Dataset records.
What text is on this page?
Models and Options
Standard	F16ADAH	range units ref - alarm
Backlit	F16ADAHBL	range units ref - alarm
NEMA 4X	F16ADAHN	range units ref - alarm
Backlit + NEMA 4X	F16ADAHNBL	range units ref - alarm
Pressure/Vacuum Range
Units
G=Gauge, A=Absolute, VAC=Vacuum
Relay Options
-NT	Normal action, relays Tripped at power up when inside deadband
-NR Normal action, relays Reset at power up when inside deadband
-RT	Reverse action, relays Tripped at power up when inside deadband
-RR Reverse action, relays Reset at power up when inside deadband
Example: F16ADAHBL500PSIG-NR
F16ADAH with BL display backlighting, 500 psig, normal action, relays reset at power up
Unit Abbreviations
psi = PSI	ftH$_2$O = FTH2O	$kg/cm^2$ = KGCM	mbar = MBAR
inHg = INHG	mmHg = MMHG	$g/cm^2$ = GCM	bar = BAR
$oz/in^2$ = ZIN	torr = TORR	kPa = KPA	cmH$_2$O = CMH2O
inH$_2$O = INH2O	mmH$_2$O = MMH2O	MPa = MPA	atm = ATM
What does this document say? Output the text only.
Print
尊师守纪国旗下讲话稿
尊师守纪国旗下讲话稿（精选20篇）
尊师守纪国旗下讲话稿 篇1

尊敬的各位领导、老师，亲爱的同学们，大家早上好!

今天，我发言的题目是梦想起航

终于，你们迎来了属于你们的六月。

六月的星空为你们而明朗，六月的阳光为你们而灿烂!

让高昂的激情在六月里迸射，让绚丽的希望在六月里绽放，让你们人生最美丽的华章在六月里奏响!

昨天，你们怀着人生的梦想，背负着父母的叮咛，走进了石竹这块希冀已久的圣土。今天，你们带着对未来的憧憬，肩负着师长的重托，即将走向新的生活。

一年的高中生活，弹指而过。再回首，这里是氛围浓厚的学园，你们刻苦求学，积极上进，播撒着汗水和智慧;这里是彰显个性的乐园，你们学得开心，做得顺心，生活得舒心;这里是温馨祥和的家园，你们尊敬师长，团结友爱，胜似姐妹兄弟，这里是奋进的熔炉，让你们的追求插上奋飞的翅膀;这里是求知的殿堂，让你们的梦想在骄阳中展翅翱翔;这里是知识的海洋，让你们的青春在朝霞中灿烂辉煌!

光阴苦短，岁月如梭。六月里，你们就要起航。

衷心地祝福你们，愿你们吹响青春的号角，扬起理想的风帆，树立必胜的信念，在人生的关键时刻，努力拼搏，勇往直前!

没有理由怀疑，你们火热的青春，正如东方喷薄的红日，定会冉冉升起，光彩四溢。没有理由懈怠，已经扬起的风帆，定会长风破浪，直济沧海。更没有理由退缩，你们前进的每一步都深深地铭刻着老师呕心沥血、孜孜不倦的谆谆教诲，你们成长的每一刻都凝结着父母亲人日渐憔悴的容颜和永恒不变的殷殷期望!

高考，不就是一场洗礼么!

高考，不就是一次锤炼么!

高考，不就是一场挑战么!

Given request. Find each line in the records holding the string "relays" and show it.

Complete answer.
-NT	Normal action, relays Tripped at power up when inside deadband
-NR Normal action, relays Reset at power up when inside deadband
-RT	Reverse action, relays Tripped at power up when inside deadband
-RR Reverse action, relays Reset at power up when inside deadband
F16ADAH with BL display backlighting, 500 psig, normal action, relays reset at power up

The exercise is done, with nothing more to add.